Format these lines as a numbered list, leaving out any blank lines, for all of the records below.
-- -- --
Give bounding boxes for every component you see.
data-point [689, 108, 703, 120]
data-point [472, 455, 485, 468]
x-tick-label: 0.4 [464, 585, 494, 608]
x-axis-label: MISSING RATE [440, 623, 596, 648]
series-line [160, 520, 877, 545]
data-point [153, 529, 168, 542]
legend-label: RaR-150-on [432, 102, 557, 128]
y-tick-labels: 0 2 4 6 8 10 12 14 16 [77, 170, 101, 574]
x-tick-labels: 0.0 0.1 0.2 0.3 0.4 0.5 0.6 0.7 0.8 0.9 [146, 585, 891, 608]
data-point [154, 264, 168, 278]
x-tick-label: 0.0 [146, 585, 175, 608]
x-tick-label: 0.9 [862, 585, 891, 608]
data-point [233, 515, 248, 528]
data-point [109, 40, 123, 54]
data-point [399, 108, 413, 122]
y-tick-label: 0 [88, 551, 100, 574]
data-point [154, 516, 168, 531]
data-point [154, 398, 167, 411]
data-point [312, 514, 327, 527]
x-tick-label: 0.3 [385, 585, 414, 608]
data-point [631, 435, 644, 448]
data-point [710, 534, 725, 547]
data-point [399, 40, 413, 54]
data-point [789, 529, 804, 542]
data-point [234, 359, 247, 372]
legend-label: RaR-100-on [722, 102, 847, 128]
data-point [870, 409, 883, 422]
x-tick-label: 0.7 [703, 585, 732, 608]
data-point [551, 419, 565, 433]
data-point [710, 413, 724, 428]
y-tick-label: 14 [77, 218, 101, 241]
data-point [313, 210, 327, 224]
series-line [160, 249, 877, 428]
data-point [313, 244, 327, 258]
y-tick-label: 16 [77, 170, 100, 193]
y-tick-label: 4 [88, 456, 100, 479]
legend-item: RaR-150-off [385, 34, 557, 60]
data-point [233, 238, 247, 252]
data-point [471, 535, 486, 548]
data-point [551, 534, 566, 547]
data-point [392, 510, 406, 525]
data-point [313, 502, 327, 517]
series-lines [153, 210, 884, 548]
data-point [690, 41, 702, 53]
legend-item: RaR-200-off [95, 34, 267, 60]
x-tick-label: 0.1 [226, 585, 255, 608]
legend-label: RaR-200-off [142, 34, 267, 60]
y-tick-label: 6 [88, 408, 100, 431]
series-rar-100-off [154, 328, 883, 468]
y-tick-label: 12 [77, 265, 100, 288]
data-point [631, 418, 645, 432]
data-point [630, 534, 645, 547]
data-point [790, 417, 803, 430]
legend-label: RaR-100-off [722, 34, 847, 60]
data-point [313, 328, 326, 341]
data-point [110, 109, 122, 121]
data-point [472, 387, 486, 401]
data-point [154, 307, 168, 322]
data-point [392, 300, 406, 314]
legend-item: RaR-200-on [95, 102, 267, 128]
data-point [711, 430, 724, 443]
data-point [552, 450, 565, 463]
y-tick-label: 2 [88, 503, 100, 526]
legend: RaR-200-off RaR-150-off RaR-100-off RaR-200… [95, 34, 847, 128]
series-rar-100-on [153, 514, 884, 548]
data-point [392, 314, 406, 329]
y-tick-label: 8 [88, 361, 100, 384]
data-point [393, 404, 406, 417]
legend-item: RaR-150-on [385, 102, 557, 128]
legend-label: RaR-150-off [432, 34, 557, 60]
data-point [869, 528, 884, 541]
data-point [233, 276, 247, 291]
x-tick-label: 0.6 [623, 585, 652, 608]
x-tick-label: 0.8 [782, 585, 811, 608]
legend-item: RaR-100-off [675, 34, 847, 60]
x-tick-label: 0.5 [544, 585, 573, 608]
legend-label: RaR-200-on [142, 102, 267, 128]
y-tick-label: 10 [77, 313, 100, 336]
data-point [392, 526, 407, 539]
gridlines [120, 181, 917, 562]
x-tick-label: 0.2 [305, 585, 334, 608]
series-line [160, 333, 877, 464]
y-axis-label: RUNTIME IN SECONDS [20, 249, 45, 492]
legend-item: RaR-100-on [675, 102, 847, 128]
-- -- --
**CORRECT ANSWER:**
1. Give bounding boxes for every component you see.
2. data-point [689, 108, 703, 120]
3. data-point [472, 455, 485, 468]
4. x-tick-label: 0.4 [464, 585, 494, 608]
5. x-axis-label: MISSING RATE [440, 623, 596, 648]
6. series-line [160, 520, 877, 545]
7. data-point [153, 529, 168, 542]
8. legend-label: RaR-150-on [432, 102, 557, 128]
9. y-tick-labels: 0 2 4 6 8 10 12 14 16 [77, 170, 101, 574]
10. x-tick-labels: 0.0 0.1 0.2 0.3 0.4 0.5 0.6 0.7 0.8 0.9 [146, 585, 891, 608]
11. data-point [154, 264, 168, 278]
12. x-tick-label: 0.0 [146, 585, 175, 608]
13. x-tick-label: 0.9 [862, 585, 891, 608]
14. data-point [233, 515, 248, 528]
15. data-point [109, 40, 123, 54]
16. data-point [399, 108, 413, 122]
17. y-tick-label: 0 [88, 551, 100, 574]
18. data-point [154, 516, 168, 531]
19. data-point [154, 398, 167, 411]
20. data-point [312, 514, 327, 527]
21. x-tick-label: 0.3 [385, 585, 414, 608]
22. data-point [631, 435, 644, 448]
23. data-point [710, 534, 725, 547]
24. data-point [399, 40, 413, 54]
25. data-point [789, 529, 804, 542]
26. data-point [234, 359, 247, 372]
27. legend-label: RaR-100-on [722, 102, 847, 128]
28. data-point [870, 409, 883, 422]
29. x-tick-label: 0.7 [703, 585, 732, 608]
30. data-point [551, 419, 565, 433]
31. data-point [710, 413, 724, 428]
32. y-tick-label: 14 [77, 218, 101, 241]
33. data-point [313, 210, 327, 224]
34. series-line [160, 249, 877, 428]
35. data-point [313, 244, 327, 258]
36. y-tick-label: 16 [77, 170, 100, 193]
37. y-tick-label: 4 [88, 456, 100, 479]
38. legend-item: RaR-150-off [385, 34, 557, 60]
39. data-point [233, 238, 247, 252]
40. data-point [471, 535, 486, 548]
41. data-point [551, 534, 566, 547]
42. data-point [392, 510, 406, 525]
43. data-point [313, 502, 327, 517]
44. series-lines [153, 210, 884, 548]
45. data-point [690, 41, 702, 53]
46. legend-item: RaR-200-off [95, 34, 267, 60]
47. x-tick-label: 0.1 [226, 585, 255, 608]
48. legend-label: RaR-200-off [142, 34, 267, 60]
49. y-tick-label: 6 [88, 408, 100, 431]
50. series-rar-100-off [154, 328, 883, 468]
51. y-tick-label: 12 [77, 265, 100, 288]
52. data-point [631, 418, 645, 432]
53. data-point [630, 534, 645, 547]
54. data-point [790, 417, 803, 430]
55. legend-label: RaR-100-off [722, 34, 847, 60]
56. data-point [313, 328, 326, 341]
57. data-point [110, 109, 122, 121]
58. data-point [472, 387, 486, 401]
59. data-point [154, 307, 168, 322]
60. data-point [392, 300, 406, 314]
61. legend-item: RaR-200-on [95, 102, 267, 128]
62. data-point [711, 430, 724, 443]
63. data-point [552, 450, 565, 463]
64. y-tick-label: 2 [88, 503, 100, 526]
65. legend: RaR-200-off RaR-150-off RaR-100-off RaR-200… [95, 34, 847, 128]
66. series-rar-100-on [153, 514, 884, 548]
67. data-point [392, 314, 406, 329]
68. y-tick-label: 8 [88, 361, 100, 384]
69. data-point [393, 404, 406, 417]
70. legend-item: RaR-150-on [385, 102, 557, 128]
71. legend-label: RaR-150-off [432, 34, 557, 60]
72. data-point [869, 528, 884, 541]
73. data-point [233, 276, 247, 291]
74. x-tick-label: 0.6 [623, 585, 652, 608]
75. x-tick-label: 0.8 [782, 585, 811, 608]
76. legend-item: RaR-100-off [675, 34, 847, 60]
77. x-tick-label: 0.5 [544, 585, 573, 608]
78. legend-label: RaR-200-on [142, 102, 267, 128]
79. y-tick-label: 10 [77, 313, 100, 336]
80. data-point [392, 526, 407, 539]
81. gridlines [120, 181, 917, 562]
82. x-tick-label: 0.2 [305, 585, 334, 608]
83. series-line [160, 333, 877, 464]
84. y-axis-label: RUNTIME IN SECONDS [20, 249, 45, 492]
85. legend-item: RaR-100-on [675, 102, 847, 128]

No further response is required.